(Data records)
━━━━

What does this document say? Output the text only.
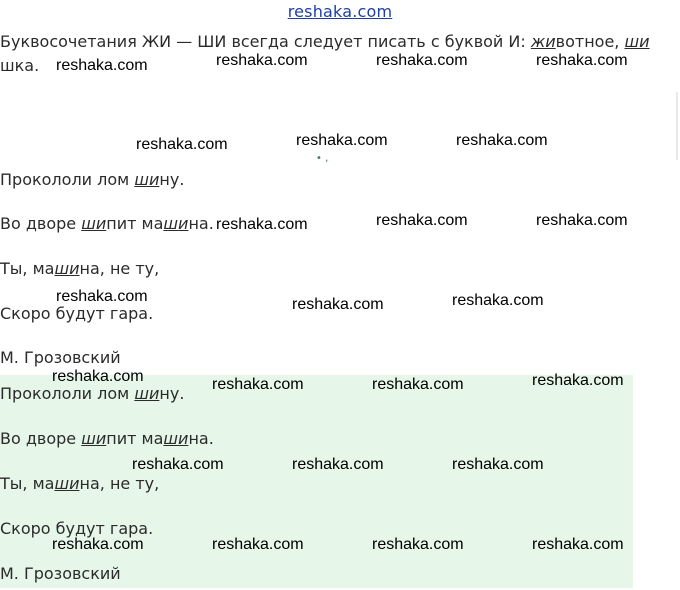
reshaka.com
Буквосочетания ЖИ — ШИ всегда следует писать с буквой И: животное, ши
шка.
• ,
Прокололи лом шину.
Во дворе шипит машина.
Ты, машина, не ту,
Скоро будут гара.
М. Грозовский
Прокололи лом шину.
Во дворе шипит машина.
Ты, машина, не ту,
Скоро будут гара.
М. Грозовский
reshaka.com	reshaka.com	reshaka.com	reshaka.com
reshaka.com	reshaka.com	reshaka.com
reshaka.com	reshaka.com	reshaka.com
reshaka.com	reshaka.com	reshaka.com
reshaka.com	reshaka.com	reshaka.com	reshaka.com
reshaka.com	reshaka.com	reshaka.com
reshaka.com	reshaka.com	reshaka.com	reshaka.com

━━━━

## What is expected:
Print the whole listing above once more, word for word, without its pictures.

## Output of the task:
What does this document say? Output the text only.
reshaka.com
Буквосочетания ЖИ — ШИ всегда следует писать с буквой И: животное, ши
шка.
• ,
Прокололи лом шину.
Во дворе шипит машина.
Ты, машина, не ту,
Скоро будут гара.
М. Грозовский
Прокололи лом шину.
Во дворе шипит машина.
Ты, машина, не ту,
Скоро будут гара.
М. Грозовский
reshaka.com	reshaka.com	reshaka.com	reshaka.com
reshaka.com	reshaka.com	reshaka.com
reshaka.com	reshaka.com	reshaka.com
reshaka.com	reshaka.com	reshaka.com
reshaka.com	reshaka.com	reshaka.com	reshaka.com
reshaka.com	reshaka.com	reshaka.com
reshaka.com	reshaka.com	reshaka.com	reshaka.com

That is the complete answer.